··· DATASET RECORDS ···
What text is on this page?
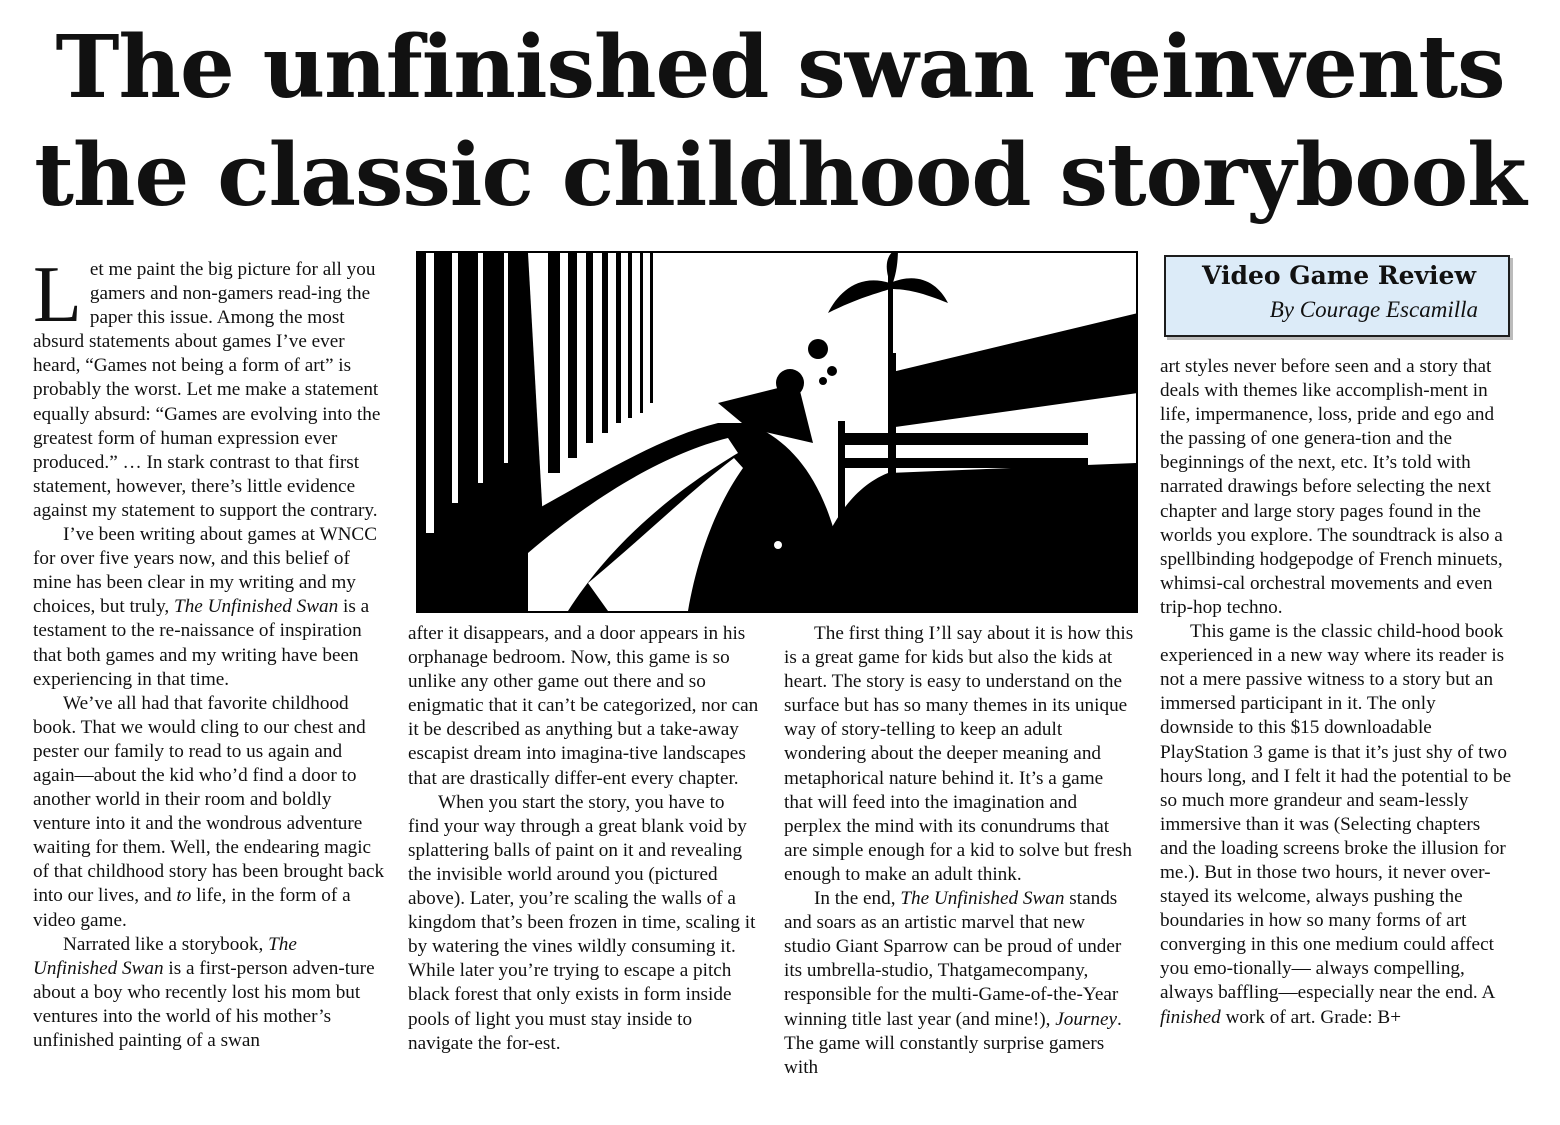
The unfinished swan reinvents
the classic childhood storybook

Let me paint the big picture for all you gamers and non-gamers read-ing the paper this issue. Among the most absurd statements about games I’ve ever heard, “Games not being a form of art” is probably the worst. Let me make a statement equally absurd: “Games are evolving into the greatest form of human expression ever produced.” … In stark contrast to that first statement, however, there’s little evidence against my statement to support the contrary.

I’ve been writing about games at WNCC for over five years now, and this belief of mine has been clear in my writing and my choices, but truly, The Unfinished Swan is a testament to the re-naissance of inspiration that both games and my writing have been experiencing in that time.

We’ve all had that favorite childhood book. That we would cling to our chest and pester our family to read to us again and again—about the kid who’d find a door to another world in their room and boldly venture into it and the wondrous adventure waiting for them. Well, the endearing magic of that childhood story has been brought back into our lives, and to life, in the form of a video game.

Narrated like a storybook, The Unfinished Swan is a first-person adven-ture about a boy who recently lost his mom but ventures into the world of his mother’s unfinished painting of a swan

after it disappears, and a door appears in his orphanage bedroom. Now, this game is so unlike any other game out there and so enigmatic that it can’t be categorized, nor can it be described as anything but a take-away escapist dream into imagina-tive landscapes that are drastically differ-ent every chapter.

When you start the story, you have to find your way through a great blank void by splattering balls of paint on it and revealing the invisible world around you (pictured above). Later, you’re scaling the walls of a kingdom that’s been frozen in time, scaling it by watering the vines wildly consuming it. While later you’re trying to escape a pitch black forest that only exists in form inside pools of light you must stay inside to navigate the for-est.

The first thing I’ll say about it is how this is a great game for kids but also the kids at heart. The story is easy to understand on the surface but has so many themes in its unique way of story-telling to keep an adult wondering about the deeper meaning and metaphorical nature behind it. It’s a game that will feed into the imagination and perplex the mind with its conundrums that are simple enough for a kid to solve but fresh enough to make an adult think.

In the end, The Unfinished Swan stands and soars as an artistic marvel that new studio Giant Sparrow can be proud of under its umbrella-studio, Thatgamecompany, responsible for the multi-Game-of-the-Year winning title last year (and mine!), Journey. The game will constantly surprise gamers with

Video Game Review
By Courage Escamilla

art styles never before seen and a story that deals with themes like accomplish-ment in life, impermanence, loss, pride and ego and the passing of one genera-tion and the beginnings of the next, etc. It’s told with narrated drawings before selecting the next chapter and large story pages found in the worlds you explore. The soundtrack is also a spellbinding hodgepodge of French minuets, whimsi-cal orchestral movements and even trip-hop techno.

This game is the classic child-hood book experienced in a new way where its reader is not a mere passive witness to a story but an immersed participant in it. The only downside to this $15 downloadable PlayStation 3 game is that it’s just shy of two hours long, and I felt it had the potential to be so much more grandeur and seam-lessly immersive than it was (Selecting chapters and the loading screens broke the illusion for me.). But in those two hours, it never over-stayed its welcome, always pushing the boundaries in how so many forms of art converging in this one medium could affect you emo-tionally— always compelling, always baffling—especially near the end. A finished work of art. Grade: B+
···
* **INSTRUCTION**: Return each line that includes "childhood".

* **OUTPUT OF THE TASK**:
the classic childhood storybook
We’ve all had that favorite childhood book. That we would cling to our chest and pester our family to read to us again and again—about the kid who’d find a door to another world in their room and boldly venture into it and the wondrous adventure waiting for them. Well, the endearing magic of that childhood story has been brought back into our lives, and to life, in the form of a video game.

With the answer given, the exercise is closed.